Select the lines that hold the word "name" and copy each one.

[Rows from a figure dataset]
____________
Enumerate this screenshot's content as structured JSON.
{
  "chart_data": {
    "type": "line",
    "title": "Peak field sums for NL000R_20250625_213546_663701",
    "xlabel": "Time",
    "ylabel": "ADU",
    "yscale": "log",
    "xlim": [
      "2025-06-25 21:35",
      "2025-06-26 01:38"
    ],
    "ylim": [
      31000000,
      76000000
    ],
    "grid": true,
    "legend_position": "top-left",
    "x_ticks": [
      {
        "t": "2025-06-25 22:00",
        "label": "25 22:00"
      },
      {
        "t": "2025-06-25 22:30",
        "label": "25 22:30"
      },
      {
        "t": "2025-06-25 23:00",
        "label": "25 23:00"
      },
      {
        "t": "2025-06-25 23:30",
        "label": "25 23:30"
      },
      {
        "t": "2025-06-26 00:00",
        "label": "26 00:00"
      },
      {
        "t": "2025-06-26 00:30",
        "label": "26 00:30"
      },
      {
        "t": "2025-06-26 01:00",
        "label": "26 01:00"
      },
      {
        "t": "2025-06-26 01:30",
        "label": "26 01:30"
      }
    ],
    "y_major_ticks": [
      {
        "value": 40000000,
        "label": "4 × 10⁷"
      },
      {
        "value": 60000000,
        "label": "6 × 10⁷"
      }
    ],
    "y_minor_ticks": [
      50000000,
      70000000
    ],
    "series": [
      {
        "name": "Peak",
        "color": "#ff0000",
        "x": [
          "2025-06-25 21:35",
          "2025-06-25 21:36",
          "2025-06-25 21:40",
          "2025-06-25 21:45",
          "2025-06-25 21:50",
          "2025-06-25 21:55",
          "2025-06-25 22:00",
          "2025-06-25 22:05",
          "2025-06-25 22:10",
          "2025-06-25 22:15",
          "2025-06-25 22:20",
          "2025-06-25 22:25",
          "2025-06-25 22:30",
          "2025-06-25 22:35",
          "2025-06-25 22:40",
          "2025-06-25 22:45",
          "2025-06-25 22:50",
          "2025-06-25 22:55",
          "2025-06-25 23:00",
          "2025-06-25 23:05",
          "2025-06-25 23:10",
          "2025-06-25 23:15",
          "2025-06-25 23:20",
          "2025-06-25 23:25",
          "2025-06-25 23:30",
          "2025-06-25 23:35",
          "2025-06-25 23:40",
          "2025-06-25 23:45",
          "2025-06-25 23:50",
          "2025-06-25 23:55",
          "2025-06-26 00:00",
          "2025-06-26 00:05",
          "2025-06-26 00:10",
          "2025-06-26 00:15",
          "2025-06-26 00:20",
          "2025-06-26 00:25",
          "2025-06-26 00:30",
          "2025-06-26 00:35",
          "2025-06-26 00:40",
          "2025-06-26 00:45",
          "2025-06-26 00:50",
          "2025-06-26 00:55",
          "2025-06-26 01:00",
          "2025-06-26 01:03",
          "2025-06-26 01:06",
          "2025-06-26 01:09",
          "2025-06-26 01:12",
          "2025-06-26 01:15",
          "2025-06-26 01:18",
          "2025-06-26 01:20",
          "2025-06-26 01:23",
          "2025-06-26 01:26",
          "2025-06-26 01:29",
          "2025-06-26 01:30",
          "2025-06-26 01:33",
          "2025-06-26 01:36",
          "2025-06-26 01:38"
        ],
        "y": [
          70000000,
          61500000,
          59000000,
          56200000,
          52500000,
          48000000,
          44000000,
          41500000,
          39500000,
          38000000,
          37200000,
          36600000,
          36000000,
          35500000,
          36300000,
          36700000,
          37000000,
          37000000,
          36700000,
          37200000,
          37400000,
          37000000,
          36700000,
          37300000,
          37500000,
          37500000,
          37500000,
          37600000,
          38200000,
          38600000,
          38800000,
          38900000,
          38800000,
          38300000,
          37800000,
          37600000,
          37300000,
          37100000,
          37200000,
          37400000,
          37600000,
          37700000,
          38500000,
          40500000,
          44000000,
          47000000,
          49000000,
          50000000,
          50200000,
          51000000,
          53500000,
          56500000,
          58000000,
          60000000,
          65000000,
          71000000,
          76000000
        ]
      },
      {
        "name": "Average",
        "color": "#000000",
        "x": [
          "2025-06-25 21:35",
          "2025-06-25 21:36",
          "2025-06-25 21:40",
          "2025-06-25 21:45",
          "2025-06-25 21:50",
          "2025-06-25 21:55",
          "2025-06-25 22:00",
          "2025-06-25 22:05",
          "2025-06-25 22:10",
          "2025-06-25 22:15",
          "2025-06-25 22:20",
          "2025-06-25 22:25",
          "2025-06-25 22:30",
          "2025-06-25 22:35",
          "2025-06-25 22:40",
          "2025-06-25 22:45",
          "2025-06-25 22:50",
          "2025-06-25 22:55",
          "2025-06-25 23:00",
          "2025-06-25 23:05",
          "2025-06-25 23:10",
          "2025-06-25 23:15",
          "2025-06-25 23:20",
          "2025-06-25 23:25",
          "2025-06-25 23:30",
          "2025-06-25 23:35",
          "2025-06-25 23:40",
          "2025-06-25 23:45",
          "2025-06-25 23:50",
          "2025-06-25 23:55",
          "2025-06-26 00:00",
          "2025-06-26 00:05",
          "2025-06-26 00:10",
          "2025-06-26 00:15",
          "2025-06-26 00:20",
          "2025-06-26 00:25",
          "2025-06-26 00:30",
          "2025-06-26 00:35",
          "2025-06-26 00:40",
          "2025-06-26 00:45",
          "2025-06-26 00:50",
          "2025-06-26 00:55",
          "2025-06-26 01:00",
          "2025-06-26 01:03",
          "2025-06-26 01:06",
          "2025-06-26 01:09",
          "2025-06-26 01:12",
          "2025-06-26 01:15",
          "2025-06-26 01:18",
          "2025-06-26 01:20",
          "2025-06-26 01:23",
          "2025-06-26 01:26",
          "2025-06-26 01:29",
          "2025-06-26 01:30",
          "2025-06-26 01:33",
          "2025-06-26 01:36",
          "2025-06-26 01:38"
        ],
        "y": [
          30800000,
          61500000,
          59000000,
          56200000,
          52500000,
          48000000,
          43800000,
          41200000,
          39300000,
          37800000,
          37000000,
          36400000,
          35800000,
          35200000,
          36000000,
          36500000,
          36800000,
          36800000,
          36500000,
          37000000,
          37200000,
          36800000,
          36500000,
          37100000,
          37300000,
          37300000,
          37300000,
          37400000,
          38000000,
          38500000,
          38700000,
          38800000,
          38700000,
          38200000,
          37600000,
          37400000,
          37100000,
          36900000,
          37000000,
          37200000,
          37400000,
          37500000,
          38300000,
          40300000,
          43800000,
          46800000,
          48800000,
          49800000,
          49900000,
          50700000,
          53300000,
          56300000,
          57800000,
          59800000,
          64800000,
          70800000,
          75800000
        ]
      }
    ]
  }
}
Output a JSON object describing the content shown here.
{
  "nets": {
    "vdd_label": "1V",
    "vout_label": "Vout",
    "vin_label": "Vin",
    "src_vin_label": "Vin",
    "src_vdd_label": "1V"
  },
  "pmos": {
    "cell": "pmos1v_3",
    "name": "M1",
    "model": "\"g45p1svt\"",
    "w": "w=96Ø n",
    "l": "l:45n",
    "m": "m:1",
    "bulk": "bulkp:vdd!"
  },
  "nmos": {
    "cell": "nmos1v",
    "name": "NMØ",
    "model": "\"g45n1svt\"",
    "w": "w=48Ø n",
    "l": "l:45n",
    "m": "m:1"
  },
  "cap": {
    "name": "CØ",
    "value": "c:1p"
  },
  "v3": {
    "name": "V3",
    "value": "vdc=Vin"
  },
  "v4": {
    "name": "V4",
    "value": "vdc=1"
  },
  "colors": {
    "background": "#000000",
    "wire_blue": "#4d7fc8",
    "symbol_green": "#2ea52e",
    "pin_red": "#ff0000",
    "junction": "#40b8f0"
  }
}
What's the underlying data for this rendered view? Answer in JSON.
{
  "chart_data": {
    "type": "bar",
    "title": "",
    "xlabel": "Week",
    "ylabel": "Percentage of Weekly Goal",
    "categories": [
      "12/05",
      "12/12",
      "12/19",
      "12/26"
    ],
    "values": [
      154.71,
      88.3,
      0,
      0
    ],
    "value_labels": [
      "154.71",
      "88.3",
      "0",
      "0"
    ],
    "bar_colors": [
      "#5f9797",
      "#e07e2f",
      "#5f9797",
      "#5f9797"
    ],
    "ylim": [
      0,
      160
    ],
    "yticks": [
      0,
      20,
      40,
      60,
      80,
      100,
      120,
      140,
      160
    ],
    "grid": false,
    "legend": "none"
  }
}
____________
### Final result
        "name": "Peak",
        "name": "Average",
    "name": "M1",
    "name": "NMØ",
    "name": "CØ",
    "name": "V3",
    "name": "V4",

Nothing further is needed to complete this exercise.